### EXERCISE DESCRIPTION
Please reproduce the rows verbatim, from the first row through the line containing "274, 216, 318]", with both of those lines included.
══════════
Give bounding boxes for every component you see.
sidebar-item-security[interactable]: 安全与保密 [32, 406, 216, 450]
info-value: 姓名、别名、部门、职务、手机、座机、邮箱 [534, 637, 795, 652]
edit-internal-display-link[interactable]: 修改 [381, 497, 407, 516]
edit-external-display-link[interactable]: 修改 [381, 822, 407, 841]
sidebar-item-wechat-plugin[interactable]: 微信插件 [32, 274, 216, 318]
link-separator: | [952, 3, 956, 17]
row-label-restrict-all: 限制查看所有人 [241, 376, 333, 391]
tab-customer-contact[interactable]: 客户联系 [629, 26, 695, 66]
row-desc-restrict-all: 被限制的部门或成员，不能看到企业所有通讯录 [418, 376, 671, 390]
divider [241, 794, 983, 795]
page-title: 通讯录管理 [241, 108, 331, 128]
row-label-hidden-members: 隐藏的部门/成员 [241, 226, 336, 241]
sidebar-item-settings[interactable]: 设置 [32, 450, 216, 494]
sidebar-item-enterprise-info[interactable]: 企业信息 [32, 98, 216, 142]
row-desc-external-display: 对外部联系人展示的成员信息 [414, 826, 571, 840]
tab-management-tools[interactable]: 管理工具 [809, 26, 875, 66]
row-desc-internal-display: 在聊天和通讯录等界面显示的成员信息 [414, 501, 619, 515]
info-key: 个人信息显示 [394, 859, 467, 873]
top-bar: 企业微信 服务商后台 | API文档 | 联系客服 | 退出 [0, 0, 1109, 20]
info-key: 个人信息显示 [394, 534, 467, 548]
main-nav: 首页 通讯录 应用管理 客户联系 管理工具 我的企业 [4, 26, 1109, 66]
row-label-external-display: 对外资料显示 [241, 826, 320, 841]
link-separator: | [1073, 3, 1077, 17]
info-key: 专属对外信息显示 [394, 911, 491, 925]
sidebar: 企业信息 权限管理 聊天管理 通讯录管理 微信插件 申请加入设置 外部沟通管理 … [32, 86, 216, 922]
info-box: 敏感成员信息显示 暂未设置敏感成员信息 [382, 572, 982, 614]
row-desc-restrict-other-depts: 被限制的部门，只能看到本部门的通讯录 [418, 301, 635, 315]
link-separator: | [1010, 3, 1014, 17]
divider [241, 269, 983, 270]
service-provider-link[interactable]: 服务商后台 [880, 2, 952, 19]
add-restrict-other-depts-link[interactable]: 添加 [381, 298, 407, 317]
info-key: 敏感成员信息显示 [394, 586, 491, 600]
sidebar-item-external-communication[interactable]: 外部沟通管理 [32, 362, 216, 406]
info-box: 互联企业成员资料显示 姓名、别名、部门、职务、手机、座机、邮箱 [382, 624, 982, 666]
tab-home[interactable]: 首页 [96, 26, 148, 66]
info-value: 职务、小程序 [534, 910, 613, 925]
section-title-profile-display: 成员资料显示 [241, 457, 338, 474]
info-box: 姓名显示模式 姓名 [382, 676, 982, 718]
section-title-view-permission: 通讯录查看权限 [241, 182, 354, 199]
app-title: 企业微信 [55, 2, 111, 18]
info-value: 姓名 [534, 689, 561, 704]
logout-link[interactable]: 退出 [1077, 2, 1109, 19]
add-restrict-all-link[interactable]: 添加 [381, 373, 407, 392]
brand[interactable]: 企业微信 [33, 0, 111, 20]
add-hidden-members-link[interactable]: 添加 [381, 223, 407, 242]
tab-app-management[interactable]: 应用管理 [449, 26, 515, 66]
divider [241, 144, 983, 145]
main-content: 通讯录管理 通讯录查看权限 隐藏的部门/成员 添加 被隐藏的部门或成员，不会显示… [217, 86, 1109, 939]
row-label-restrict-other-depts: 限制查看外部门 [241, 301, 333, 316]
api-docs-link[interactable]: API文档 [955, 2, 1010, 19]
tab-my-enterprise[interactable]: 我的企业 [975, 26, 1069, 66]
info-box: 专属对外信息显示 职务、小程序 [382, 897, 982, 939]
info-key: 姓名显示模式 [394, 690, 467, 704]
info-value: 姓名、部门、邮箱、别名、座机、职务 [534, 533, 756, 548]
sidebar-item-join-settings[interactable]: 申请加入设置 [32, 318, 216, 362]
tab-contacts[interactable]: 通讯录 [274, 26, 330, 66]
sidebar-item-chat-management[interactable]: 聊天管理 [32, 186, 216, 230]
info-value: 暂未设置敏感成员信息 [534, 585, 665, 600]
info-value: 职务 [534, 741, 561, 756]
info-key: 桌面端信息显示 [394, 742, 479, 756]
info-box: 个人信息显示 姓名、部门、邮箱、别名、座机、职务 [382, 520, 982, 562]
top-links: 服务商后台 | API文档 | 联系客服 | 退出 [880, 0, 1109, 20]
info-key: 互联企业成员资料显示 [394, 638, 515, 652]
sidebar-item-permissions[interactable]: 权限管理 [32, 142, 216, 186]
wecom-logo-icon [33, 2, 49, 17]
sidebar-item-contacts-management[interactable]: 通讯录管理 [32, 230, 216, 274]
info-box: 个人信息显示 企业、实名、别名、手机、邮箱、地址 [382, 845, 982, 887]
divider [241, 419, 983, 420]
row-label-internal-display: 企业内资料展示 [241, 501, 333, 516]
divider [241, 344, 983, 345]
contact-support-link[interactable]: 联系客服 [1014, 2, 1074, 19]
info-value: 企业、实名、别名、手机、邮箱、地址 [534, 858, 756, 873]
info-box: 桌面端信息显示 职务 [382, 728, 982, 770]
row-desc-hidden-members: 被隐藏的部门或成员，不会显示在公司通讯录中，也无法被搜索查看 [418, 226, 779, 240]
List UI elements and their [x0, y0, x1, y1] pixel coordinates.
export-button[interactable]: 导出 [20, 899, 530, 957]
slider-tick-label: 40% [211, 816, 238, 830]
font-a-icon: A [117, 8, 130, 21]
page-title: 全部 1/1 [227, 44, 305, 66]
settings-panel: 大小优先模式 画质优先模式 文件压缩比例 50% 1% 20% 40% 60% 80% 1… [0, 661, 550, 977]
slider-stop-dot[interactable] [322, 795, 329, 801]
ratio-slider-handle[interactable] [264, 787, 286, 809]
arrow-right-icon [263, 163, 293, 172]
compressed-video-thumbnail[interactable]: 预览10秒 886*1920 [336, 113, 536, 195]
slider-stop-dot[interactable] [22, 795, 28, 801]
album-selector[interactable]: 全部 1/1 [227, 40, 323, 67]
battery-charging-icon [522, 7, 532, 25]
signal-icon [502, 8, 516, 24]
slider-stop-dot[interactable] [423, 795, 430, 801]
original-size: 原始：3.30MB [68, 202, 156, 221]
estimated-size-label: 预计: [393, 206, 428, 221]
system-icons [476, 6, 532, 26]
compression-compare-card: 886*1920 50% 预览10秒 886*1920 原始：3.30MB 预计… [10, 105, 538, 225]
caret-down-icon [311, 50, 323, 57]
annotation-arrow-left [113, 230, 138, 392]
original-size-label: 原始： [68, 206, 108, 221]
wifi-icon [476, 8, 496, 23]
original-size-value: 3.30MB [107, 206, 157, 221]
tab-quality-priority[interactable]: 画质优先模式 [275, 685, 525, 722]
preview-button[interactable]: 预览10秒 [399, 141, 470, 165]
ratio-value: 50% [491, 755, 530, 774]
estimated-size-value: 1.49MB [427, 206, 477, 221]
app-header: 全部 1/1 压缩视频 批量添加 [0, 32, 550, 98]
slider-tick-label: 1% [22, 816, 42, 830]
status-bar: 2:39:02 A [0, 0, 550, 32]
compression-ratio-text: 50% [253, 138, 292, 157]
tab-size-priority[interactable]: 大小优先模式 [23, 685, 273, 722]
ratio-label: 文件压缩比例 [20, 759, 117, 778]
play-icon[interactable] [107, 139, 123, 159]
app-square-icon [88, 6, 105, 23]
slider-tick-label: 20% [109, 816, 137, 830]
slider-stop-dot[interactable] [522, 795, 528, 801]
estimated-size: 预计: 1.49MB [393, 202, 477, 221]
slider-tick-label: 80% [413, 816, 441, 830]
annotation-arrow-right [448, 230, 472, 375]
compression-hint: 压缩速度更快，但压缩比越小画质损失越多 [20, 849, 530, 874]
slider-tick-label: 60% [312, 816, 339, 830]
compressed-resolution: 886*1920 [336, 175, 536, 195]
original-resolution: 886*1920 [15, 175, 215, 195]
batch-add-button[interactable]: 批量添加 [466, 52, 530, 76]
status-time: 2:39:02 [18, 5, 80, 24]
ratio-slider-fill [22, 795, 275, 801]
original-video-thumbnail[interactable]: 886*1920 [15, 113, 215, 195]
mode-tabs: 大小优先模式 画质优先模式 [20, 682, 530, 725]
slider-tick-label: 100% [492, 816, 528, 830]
══════════
### SOLUTION
Give bounding boxes for every component you see.
sidebar-item-security[interactable]: 安全与保密 [32, 406, 216, 450]
info-value: 姓名、别名、部门、职务、手机、座机、邮箱 [534, 637, 795, 652]
edit-internal-display-link[interactable]: 修改 [381, 497, 407, 516]
edit-external-display-link[interactable]: 修改 [381, 822, 407, 841]
sidebar-item-wechat-plugin[interactable]: 微信插件 [32, 274, 216, 318]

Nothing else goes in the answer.